— BEGIN PROVIDED INFORMATION —

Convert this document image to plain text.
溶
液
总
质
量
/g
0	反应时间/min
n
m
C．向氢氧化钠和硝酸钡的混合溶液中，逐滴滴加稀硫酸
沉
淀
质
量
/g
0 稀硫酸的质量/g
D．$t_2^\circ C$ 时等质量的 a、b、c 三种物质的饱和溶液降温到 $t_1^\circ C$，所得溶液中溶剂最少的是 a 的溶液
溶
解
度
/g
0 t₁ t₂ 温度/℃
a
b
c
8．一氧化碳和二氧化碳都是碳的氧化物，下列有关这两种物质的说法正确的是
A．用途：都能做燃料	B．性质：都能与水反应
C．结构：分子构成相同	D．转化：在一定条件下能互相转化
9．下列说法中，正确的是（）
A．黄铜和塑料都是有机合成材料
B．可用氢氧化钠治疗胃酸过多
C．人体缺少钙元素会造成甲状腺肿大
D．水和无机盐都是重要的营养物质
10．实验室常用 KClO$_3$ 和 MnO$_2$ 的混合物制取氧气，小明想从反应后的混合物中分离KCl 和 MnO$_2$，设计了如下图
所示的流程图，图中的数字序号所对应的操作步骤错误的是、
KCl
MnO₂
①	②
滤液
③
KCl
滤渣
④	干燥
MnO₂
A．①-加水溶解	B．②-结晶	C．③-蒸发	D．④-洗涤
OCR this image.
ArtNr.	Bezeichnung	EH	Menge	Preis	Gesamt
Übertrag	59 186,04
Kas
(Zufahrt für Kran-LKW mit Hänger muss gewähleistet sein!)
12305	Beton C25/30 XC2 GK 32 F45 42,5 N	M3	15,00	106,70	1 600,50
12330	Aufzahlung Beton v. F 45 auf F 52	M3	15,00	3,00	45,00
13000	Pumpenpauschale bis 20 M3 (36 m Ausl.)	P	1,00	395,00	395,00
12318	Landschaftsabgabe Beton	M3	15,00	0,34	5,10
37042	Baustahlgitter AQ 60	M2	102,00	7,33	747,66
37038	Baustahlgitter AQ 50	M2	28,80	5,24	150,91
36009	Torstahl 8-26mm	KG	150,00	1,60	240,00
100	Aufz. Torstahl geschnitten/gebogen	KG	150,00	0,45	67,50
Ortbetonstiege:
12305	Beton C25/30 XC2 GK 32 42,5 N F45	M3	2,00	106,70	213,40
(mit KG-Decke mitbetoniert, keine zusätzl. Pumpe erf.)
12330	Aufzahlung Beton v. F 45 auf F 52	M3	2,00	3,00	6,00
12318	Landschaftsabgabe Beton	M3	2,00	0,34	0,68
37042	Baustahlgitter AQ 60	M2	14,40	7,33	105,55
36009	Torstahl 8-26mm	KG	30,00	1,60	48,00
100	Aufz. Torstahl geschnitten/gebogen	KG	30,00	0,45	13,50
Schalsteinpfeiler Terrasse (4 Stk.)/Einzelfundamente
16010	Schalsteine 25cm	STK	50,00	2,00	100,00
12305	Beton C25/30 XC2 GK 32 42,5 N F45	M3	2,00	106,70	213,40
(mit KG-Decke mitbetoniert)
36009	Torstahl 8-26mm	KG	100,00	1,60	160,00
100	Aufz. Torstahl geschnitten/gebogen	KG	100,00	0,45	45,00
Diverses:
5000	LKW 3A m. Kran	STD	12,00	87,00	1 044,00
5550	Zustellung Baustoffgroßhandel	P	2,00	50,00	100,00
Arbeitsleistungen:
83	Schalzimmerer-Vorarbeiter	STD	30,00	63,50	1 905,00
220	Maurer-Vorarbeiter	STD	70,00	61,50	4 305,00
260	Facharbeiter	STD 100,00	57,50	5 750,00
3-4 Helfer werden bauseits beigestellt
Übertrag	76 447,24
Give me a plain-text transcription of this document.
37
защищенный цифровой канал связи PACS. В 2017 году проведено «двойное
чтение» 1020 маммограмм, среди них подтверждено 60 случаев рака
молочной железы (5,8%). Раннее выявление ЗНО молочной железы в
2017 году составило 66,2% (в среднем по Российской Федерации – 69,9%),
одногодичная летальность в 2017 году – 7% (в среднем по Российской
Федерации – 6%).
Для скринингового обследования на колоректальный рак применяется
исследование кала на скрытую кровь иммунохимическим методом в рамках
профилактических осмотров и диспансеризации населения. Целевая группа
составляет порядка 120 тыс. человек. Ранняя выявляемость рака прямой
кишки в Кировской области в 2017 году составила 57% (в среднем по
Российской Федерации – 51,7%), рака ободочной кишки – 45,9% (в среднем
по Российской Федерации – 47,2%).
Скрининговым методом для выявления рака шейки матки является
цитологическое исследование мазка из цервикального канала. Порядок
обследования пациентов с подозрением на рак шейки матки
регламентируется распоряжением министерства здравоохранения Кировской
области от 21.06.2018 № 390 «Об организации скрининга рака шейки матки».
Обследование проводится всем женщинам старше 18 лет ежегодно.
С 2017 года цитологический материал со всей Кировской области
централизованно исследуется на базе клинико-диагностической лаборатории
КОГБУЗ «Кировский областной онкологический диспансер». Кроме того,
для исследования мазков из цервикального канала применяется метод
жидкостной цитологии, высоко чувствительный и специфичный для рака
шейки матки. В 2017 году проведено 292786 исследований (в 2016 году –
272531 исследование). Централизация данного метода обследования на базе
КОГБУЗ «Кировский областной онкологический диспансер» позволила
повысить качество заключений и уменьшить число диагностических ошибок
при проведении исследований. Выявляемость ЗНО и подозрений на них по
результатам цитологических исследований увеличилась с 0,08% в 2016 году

— END PROVIDED INFORMATION —

EXERCISE BRIEF => Filter the listing above by the word "онкологический"; copy each line that passes.

WORKED SOLUTION =>
КОГБУЗ «Кировский областной онкологический диспансер». Кроме того,
КОГБУЗ «Кировский областной онкологический диспансер» позволила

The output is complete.